──────── Record set

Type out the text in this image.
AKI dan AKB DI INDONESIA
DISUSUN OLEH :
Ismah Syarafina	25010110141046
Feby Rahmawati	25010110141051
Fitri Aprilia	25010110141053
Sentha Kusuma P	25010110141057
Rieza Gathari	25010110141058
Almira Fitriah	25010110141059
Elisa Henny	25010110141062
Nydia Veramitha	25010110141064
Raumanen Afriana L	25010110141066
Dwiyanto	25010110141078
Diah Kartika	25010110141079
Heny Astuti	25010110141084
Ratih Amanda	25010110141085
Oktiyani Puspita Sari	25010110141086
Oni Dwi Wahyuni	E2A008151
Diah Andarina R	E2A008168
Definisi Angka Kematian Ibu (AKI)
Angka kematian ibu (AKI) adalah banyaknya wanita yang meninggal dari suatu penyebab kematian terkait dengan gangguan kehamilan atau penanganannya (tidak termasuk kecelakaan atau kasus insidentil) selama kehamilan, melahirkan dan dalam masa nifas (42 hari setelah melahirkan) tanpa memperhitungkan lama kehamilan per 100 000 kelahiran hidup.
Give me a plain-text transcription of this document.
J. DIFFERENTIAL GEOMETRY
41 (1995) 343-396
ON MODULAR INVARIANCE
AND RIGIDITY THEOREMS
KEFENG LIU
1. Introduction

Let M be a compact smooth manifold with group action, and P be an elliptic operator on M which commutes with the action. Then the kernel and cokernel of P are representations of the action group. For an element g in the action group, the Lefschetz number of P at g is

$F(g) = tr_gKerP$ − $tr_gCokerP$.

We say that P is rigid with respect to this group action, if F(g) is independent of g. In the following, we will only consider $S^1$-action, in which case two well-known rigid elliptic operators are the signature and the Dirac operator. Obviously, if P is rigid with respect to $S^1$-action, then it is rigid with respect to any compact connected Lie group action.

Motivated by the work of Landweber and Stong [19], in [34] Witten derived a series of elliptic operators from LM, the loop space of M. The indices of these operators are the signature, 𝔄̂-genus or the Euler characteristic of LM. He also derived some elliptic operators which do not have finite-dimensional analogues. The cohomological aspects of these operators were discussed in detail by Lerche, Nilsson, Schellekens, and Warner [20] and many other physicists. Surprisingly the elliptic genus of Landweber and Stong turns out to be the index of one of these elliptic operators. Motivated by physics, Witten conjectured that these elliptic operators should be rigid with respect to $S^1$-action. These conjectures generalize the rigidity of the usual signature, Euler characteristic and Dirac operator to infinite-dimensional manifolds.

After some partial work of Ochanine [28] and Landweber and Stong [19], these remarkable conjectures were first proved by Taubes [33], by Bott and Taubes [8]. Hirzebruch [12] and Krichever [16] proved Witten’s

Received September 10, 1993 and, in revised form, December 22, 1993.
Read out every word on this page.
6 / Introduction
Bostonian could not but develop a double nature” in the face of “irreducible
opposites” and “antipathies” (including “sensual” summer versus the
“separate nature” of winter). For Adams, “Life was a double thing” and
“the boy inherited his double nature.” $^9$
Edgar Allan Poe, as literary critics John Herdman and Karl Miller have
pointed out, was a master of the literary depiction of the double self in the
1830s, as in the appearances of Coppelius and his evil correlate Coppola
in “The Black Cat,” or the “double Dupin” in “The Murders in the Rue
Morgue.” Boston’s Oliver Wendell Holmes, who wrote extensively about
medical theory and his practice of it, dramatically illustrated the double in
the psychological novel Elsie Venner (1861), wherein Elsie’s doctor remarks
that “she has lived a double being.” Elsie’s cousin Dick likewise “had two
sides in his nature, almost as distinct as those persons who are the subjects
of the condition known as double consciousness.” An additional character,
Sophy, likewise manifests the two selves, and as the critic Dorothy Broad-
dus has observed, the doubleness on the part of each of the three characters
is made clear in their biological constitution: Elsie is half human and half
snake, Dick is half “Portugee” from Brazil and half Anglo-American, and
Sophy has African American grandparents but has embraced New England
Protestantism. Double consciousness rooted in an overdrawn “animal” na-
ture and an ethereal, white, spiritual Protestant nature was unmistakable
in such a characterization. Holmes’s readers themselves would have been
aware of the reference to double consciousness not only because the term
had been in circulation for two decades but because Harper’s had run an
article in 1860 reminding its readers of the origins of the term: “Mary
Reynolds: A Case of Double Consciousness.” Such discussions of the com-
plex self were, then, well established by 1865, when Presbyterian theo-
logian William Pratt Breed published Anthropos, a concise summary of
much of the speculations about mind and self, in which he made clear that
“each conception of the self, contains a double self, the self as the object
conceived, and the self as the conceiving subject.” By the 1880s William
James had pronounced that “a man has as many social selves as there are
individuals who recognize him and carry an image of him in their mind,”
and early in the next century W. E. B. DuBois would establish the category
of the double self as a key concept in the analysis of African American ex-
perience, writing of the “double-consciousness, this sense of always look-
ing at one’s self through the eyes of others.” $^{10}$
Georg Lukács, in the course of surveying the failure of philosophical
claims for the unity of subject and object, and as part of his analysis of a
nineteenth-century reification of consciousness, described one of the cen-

────────────────

What is being asked
Sift through the entries and copy every line with "William".

Exercise response
logian William Pratt Breed published Anthropos, a concise summary of
conceived, and the self as the conceiving subject.” By the 1880s William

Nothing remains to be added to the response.